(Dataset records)
■ ■ ■

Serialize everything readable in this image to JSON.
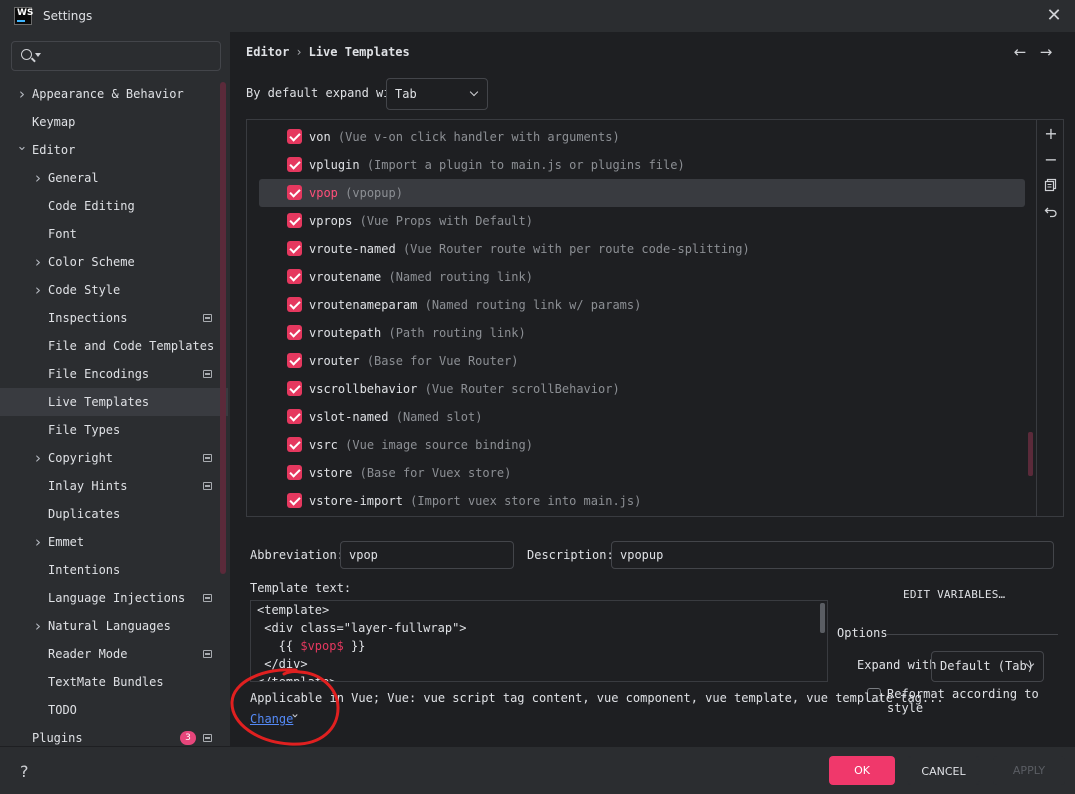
{
  "window": {
    "logo_text": "WS",
    "title": "Settings",
    "close_icon": "close-icon"
  },
  "sidebar": {
    "search": {
      "value": "",
      "placeholder": ""
    },
    "items": [
      {
        "label": "Appearance & Behavior",
        "level": 0,
        "expandable": true,
        "expanded": false
      },
      {
        "label": "Keymap",
        "level": 0,
        "expandable": false
      },
      {
        "label": "Editor",
        "level": 0,
        "expandable": true,
        "expanded": true
      },
      {
        "label": "General",
        "level": 1,
        "expandable": true,
        "expanded": false
      },
      {
        "label": "Code Editing",
        "level": 1,
        "expandable": false
      },
      {
        "label": "Font",
        "level": 1,
        "expandable": false
      },
      {
        "label": "Color Scheme",
        "level": 1,
        "expandable": true,
        "expanded": false
      },
      {
        "label": "Code Style",
        "level": 1,
        "expandable": true,
        "expanded": false
      },
      {
        "label": "Inspections",
        "level": 1,
        "expandable": false,
        "project_icon": true
      },
      {
        "label": "File and Code Templates",
        "level": 1,
        "expandable": false
      },
      {
        "label": "File Encodings",
        "level": 1,
        "expandable": false,
        "project_icon": true
      },
      {
        "label": "Live Templates",
        "level": 1,
        "expandable": false,
        "selected": true
      },
      {
        "label": "File Types",
        "level": 1,
        "expandable": false
      },
      {
        "label": "Copyright",
        "level": 1,
        "expandable": true,
        "expanded": false,
        "project_icon": true
      },
      {
        "label": "Inlay Hints",
        "level": 1,
        "expandable": false,
        "project_icon": true
      },
      {
        "label": "Duplicates",
        "level": 1,
        "expandable": false
      },
      {
        "label": "Emmet",
        "level": 1,
        "expandable": true,
        "expanded": false
      },
      {
        "label": "Intentions",
        "level": 1,
        "expandable": false
      },
      {
        "label": "Language Injections",
        "level": 1,
        "expandable": false,
        "project_icon": true
      },
      {
        "label": "Natural Languages",
        "level": 1,
        "expandable": true,
        "expanded": false
      },
      {
        "label": "Reader Mode",
        "level": 1,
        "expandable": false,
        "project_icon": true
      },
      {
        "label": "TextMate Bundles",
        "level": 1,
        "expandable": false
      },
      {
        "label": "TODO",
        "level": 1,
        "expandable": false
      },
      {
        "label": "Plugins",
        "level": 0,
        "expandable": false,
        "badge": "3",
        "project_icon": true
      }
    ]
  },
  "main": {
    "breadcrumb": {
      "parent": "Editor",
      "separator": "›",
      "current": "Live Templates"
    },
    "expand": {
      "label": "By default expand with",
      "value": "Tab"
    },
    "templates": [
      {
        "abbr": "von",
        "desc": "(Vue v-on click handler with arguments)",
        "checked": true
      },
      {
        "abbr": "vplugin",
        "desc": "(Import a plugin to main.js or plugins file)",
        "checked": true
      },
      {
        "abbr": "vpop",
        "desc": "(vpopup)",
        "checked": true,
        "selected": true
      },
      {
        "abbr": "vprops",
        "desc": "(Vue Props with Default)",
        "checked": true
      },
      {
        "abbr": "vroute-named",
        "desc": "(Vue Router route with per route code-splitting)",
        "checked": true
      },
      {
        "abbr": "vroutename",
        "desc": "(Named routing link)",
        "checked": true
      },
      {
        "abbr": "vroutenameparam",
        "desc": "(Named routing link w/ params)",
        "checked": true
      },
      {
        "abbr": "vroutepath",
        "desc": "(Path routing link)",
        "checked": true
      },
      {
        "abbr": "vrouter",
        "desc": "(Base for Vue Router)",
        "checked": true
      },
      {
        "abbr": "vscrollbehavior",
        "desc": "(Vue Router scrollBehavior)",
        "checked": true
      },
      {
        "abbr": "vslot-named",
        "desc": "(Named slot)",
        "checked": true
      },
      {
        "abbr": "vsrc",
        "desc": "(Vue image source binding)",
        "checked": true
      },
      {
        "abbr": "vstore",
        "desc": "(Base for Vuex store)",
        "checked": true
      },
      {
        "abbr": "vstore-import",
        "desc": "(Import vuex store into main.js)",
        "checked": true
      }
    ],
    "abbreviation": {
      "label": "Abbreviation:",
      "value": "vpop"
    },
    "description": {
      "label": "Description:",
      "value": "vpopup"
    },
    "template_text": {
      "label": "Template text:",
      "lines": [
        {
          "text": "<template>"
        },
        {
          "text": " <div class=\"layer-fullwrap\">"
        },
        {
          "pre": "   {{ ",
          "var": "$vpop$",
          "post": " }}"
        },
        {
          "text": " </div>"
        },
        {
          "text": "</template>"
        }
      ]
    },
    "edit_variables": "EDIT VARIABLES…",
    "options": {
      "title": "Options",
      "expand_with_label": "Expand with",
      "expand_with_value": "Default (Tab)",
      "reformat_label": "Reformat according to style",
      "reformat_checked": false
    },
    "applicable": "Applicable in Vue; Vue: vue script tag content, vue component, vue template, vue template tag...",
    "change_link": "Change"
  },
  "footer": {
    "help": "?",
    "ok": "OK",
    "cancel": "CANCEL",
    "apply": "APPLY"
  },
  "colors": {
    "accent": "#f0386b",
    "checkbox": "#e5385f",
    "link": "#548af7",
    "annotation": "#e02020"
  }
}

■ ■ ■

▶ DIRECTION: Reproduce the listing exactly. Leave its pictures out.

▶ TASK ANSWER:
Serialize everything readable in this image to JSON.
{
  "window": {
    "logo_text": "WS",
    "title": "Settings",
    "close_icon": "close-icon"
  },
  "sidebar": {
    "search": {
      "value": "",
      "placeholder": ""
    },
    "items": [
      {
        "label": "Appearance & Behavior",
        "level": 0,
        "expandable": true,
        "expanded": false
      },
      {
        "label": "Keymap",
        "level": 0,
        "expandable": false
      },
      {
        "label": "Editor",
        "level": 0,
        "expandable": true,
        "expanded": true
      },
      {
        "label": "General",
        "level": 1,
        "expandable": true,
        "expanded": false
      },
      {
        "label": "Code Editing",
        "level": 1,
        "expandable": false
      },
      {
        "label": "Font",
        "level": 1,
        "expandable": false
      },
      {
        "label": "Color Scheme",
        "level": 1,
        "expandable": true,
        "expanded": false
      },
      {
        "label": "Code Style",
        "level": 1,
        "expandable": true,
        "expanded": false
      },
      {
        "label": "Inspections",
        "level": 1,
        "expandable": false,
        "project_icon": true
      },
      {
        "label": "File and Code Templates",
        "level": 1,
        "expandable": false
      },
      {
        "label": "File Encodings",
        "level": 1,
        "expandable": false,
        "project_icon": true
      },
      {
        "label": "Live Templates",
        "level": 1,
        "expandable": false,
        "selected": true
      },
      {
        "label": "File Types",
        "level": 1,
        "expandable": false
      },
      {
        "label": "Copyright",
        "level": 1,
        "expandable": true,
        "expanded": false,
        "project_icon": true
      },
      {
        "label": "Inlay Hints",
        "level": 1,
        "expandable": false,
        "project_icon": true
      },
      {
        "label": "Duplicates",
        "level": 1,
        "expandable": false
      },
      {
        "label": "Emmet",
        "level": 1,
        "expandable": true,
        "expanded": false
      },
      {
        "label": "Intentions",
        "level": 1,
        "expandable": false
      },
      {
        "label": "Language Injections",
        "level": 1,
        "expandable": false,
        "project_icon": true
      },
      {
        "label": "Natural Languages",
        "level": 1,
        "expandable": true,
        "expanded": false
      },
      {
        "label": "Reader Mode",
        "level": 1,
        "expandable": false,
        "project_icon": true
      },
      {
        "label": "TextMate Bundles",
        "level": 1,
        "expandable": false
      },
      {
        "label": "TODO",
        "level": 1,
        "expandable": false
      },
      {
        "label": "Plugins",
        "level": 0,
        "expandable": false,
        "badge": "3",
        "project_icon": true
      }
    ]
  },
  "main": {
    "breadcrumb": {
      "parent": "Editor",
      "separator": "›",
      "current": "Live Templates"
    },
    "expand": {
      "label": "By default expand with",
      "value": "Tab"
    },
    "templates": [
      {
        "abbr": "von",
        "desc": "(Vue v-on click handler with arguments)",
        "checked": true
      },
      {
        "abbr": "vplugin",
        "desc": "(Import a plugin to main.js or plugins file)",
        "checked": true
      },
      {
        "abbr": "vpop",
        "desc": "(vpopup)",
        "checked": true,
        "selected": true
      },
      {
        "abbr": "vprops",
        "desc": "(Vue Props with Default)",
        "checked": true
      },
      {
        "abbr": "vroute-named",
        "desc": "(Vue Router route with per route code-splitting)",
        "checked": true
      },
      {
        "abbr": "vroutename",
        "desc": "(Named routing link)",
        "checked": true
      },
      {
        "abbr": "vroutenameparam",
        "desc": "(Named routing link w/ params)",
        "checked": true
      },
      {
        "abbr": "vroutepath",
        "desc": "(Path routing link)",
        "checked": true
      },
      {
        "abbr": "vrouter",
        "desc": "(Base for Vue Router)",
        "checked": true
      },
      {
        "abbr": "vscrollbehavior",
        "desc": "(Vue Router scrollBehavior)",
        "checked": true
      },
      {
        "abbr": "vslot-named",
        "desc": "(Named slot)",
        "checked": true
      },
      {
        "abbr": "vsrc",
        "desc": "(Vue image source binding)",
        "checked": true
      },
      {
        "abbr": "vstore",
        "desc": "(Base for Vuex store)",
        "checked": true
      },
      {
        "abbr": "vstore-import",
        "desc": "(Import vuex store into main.js)",
        "checked": true
      }
    ],
    "abbreviation": {
      "label": "Abbreviation:",
      "value": "vpop"
    },
    "description": {
      "label": "Description:",
      "value": "vpopup"
    },
    "template_text": {
      "label": "Template text:",
      "lines": [
        {
          "text": "<template>"
        },
        {
          "text": " <div class=\"layer-fullwrap\">"
        },
        {
          "pre": "   {{ ",
          "var": "$vpop$",
          "post": " }}"
        },
        {
          "text": " </div>"
        },
        {
          "text": "</template>"
        }
      ]
    },
    "edit_variables": "EDIT VARIABLES…",
    "options": {
      "title": "Options",
      "expand_with_label": "Expand with",
      "expand_with_value": "Default (Tab)",
      "reformat_label": "Reformat according to style",
      "reformat_checked": false
    },
    "applicable": "Applicable in Vue; Vue: vue script tag content, vue component, vue template, vue template tag...",
    "change_link": "Change"
  },
  "footer": {
    "help": "?",
    "ok": "OK",
    "cancel": "CANCEL",
    "apply": "APPLY"
  },
  "colors": {
    "accent": "#f0386b",
    "checkbox": "#e5385f",
    "link": "#548af7",
    "annotation": "#e02020"
  }
}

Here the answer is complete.